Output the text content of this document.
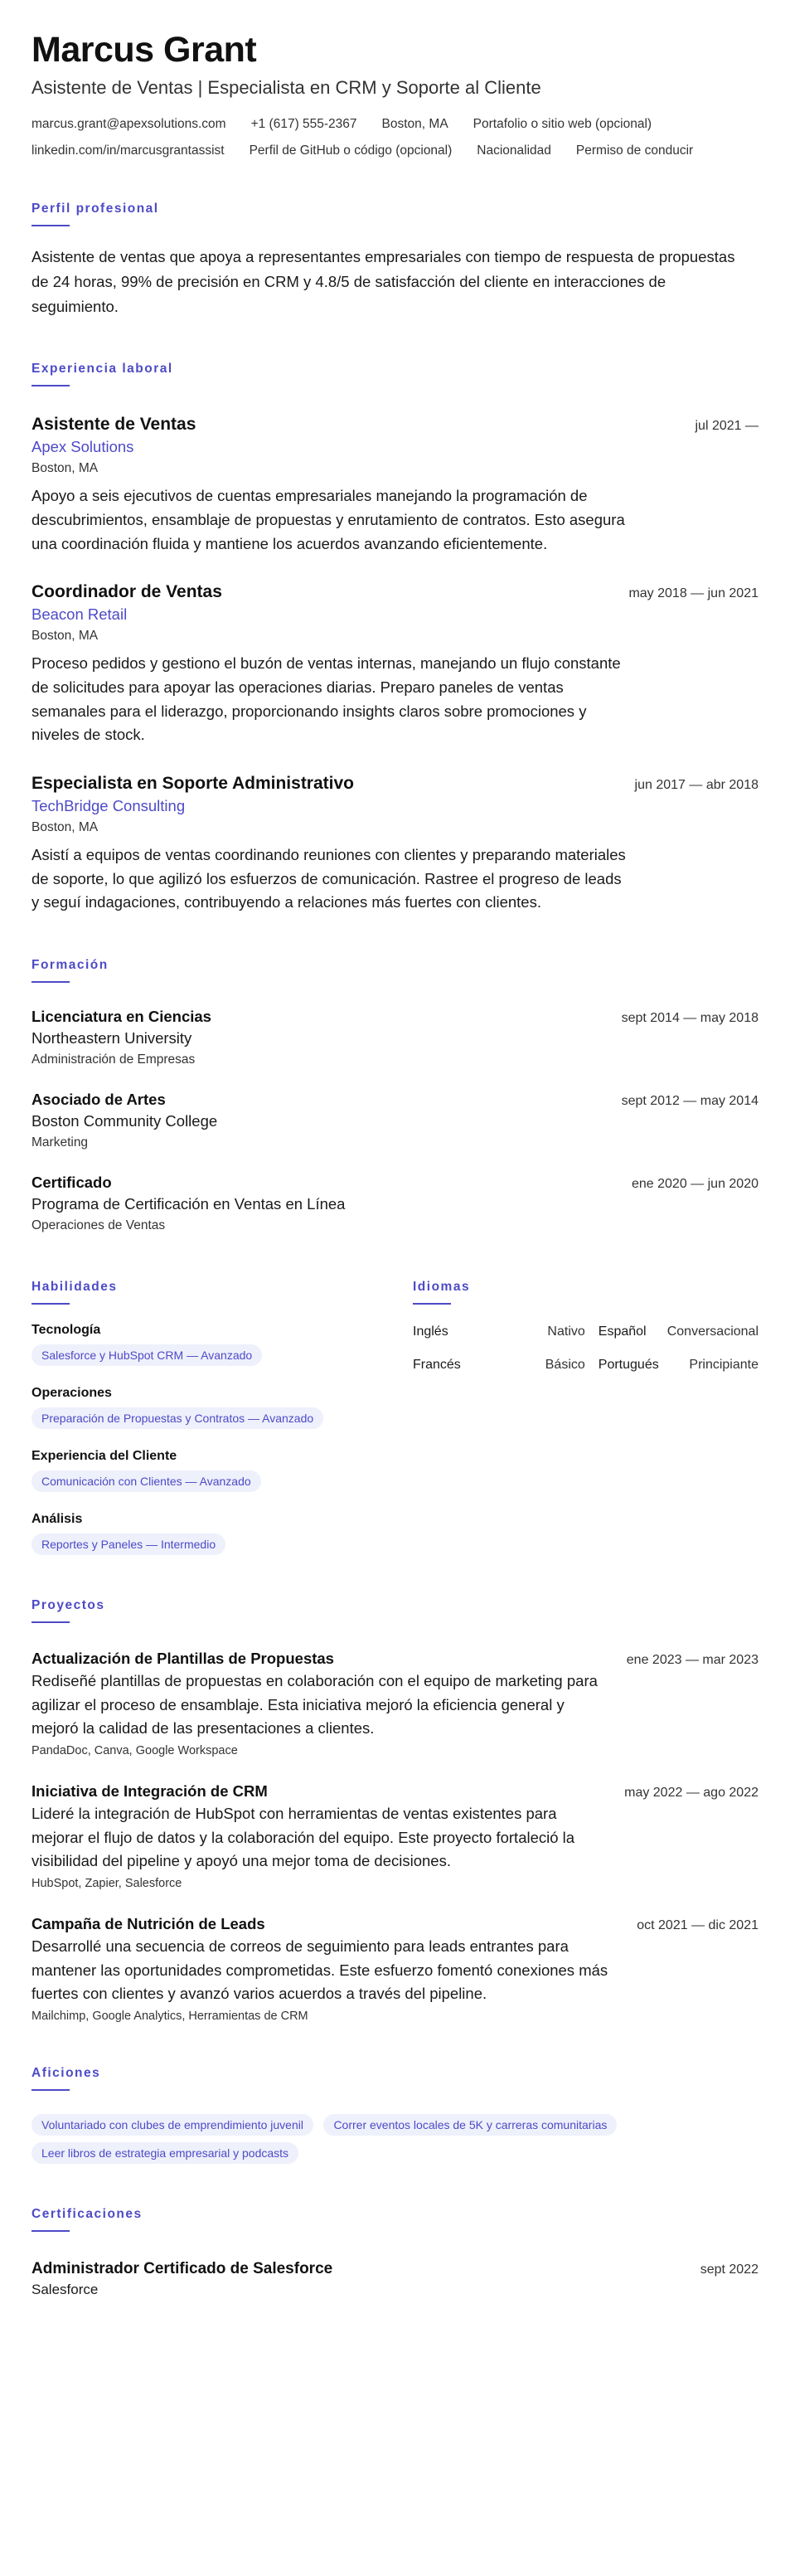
Marcus Grant
Asistente de Ventas | Especialista en CRM y Soporte al Cliente
marcus.grant@apexsolutions.com +1 (617) 555-2367 Boston, MA Portafolio o sitio web (opcional)
linkedin.com/in/marcusgrantassist Perfil de GitHub o código (opcional) Nacionalidad Permiso de conducir
Perfil profesional

Asistente de ventas que apoya a representantes empresariales con tiempo de respuesta de propuestas de 24 horas, 99% de precisión en CRM y 4.8/5 de satisfacción del cliente en interacciones de seguimiento.

Experiencia laboral
Asistente de Ventas	jul 2021 —
Apex Solutions
Boston, MA

Apoyo a seis ejecutivos de cuentas empresariales manejando la programación de descubrimientos, ensamblaje de propuestas y enrutamiento de contratos. Esto asegura una coordinación fluida y mantiene los acuerdos avanzando eficientemente.

Coordinador de Ventas	may 2018 — jun 2021
Beacon Retail
Boston, MA

Proceso pedidos y gestiono el buzón de ventas internas, manejando un flujo constante de solicitudes para apoyar las operaciones diarias. Preparo paneles de ventas semanales para el liderazgo, proporcionando insights claros sobre promociones y niveles de stock.

Especialista en Soporte Administrativo	jun 2017 — abr 2018
TechBridge Consulting
Boston, MA

Asistí a equipos de ventas coordinando reuniones con clientes y preparando materiales de soporte, lo que agilizó los esfuerzos de comunicación. Rastree el progreso de leads y seguí indagaciones, contribuyendo a relaciones más fuertes con clientes.

Formación
Licenciatura en Ciencias	sept 2014 — may 2018
Northeastern University
Administración de Empresas
Asociado de Artes	sept 2012 — may 2014
Boston Community College
Marketing
Certificado	ene 2020 — jun 2020
Programa de Certificación en Ventas en Línea
Operaciones de Ventas
Habilidades
Tecnología
Salesforce y HubSpot CRM — Avanzado
Operaciones
Preparación de Propuestas y Contratos — Avanzado
Experiencia del Cliente
Comunicación con Clientes — Avanzado
Análisis
Reportes y Paneles — Intermedio
Idiomas
Inglés	Nativo	Español	Conversacional
Francés	Básico	Portugués	Principiante
Proyectos
Actualización de Plantillas de Propuestas	ene 2023 — mar 2023

Rediseñé plantillas de propuestas en colaboración con el equipo de marketing para agilizar el proceso de ensamblaje. Esta iniciativa mejoró la eficiencia general y mejoró la calidad de las presentaciones a clientes.

PandaDoc, Canva, Google Workspace
Iniciativa de Integración de CRM	may 2022 — ago 2022

Lideré la integración de HubSpot con herramientas de ventas existentes para mejorar el flujo de datos y la colaboración del equipo. Este proyecto fortaleció la visibilidad del pipeline y apoyó una mejor toma de decisiones.

HubSpot, Zapier, Salesforce
Campaña de Nutrición de Leads	oct 2021 — dic 2021

Desarrollé una secuencia de correos de seguimiento para leads entrantes para mantener las oportunidades comprometidas. Este esfuerzo fomentó conexiones más fuertes con clientes y avanzó varios acuerdos a través del pipeline.

Mailchimp, Google Analytics, Herramientas de CRM
Aficiones
Voluntariado con clubes de emprendimiento juvenil	Correr eventos locales de 5K y carreras comunitarias Leer libros de estrategia empresarial y podcasts
Certificaciones
Administrador Certificado de Salesforce	sept 2022
Salesforce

============

#### Exercise instructions
Within the entries above, work out how many lines contain the word "ensamblaje". The number alone is the answer.

#### Correct result
2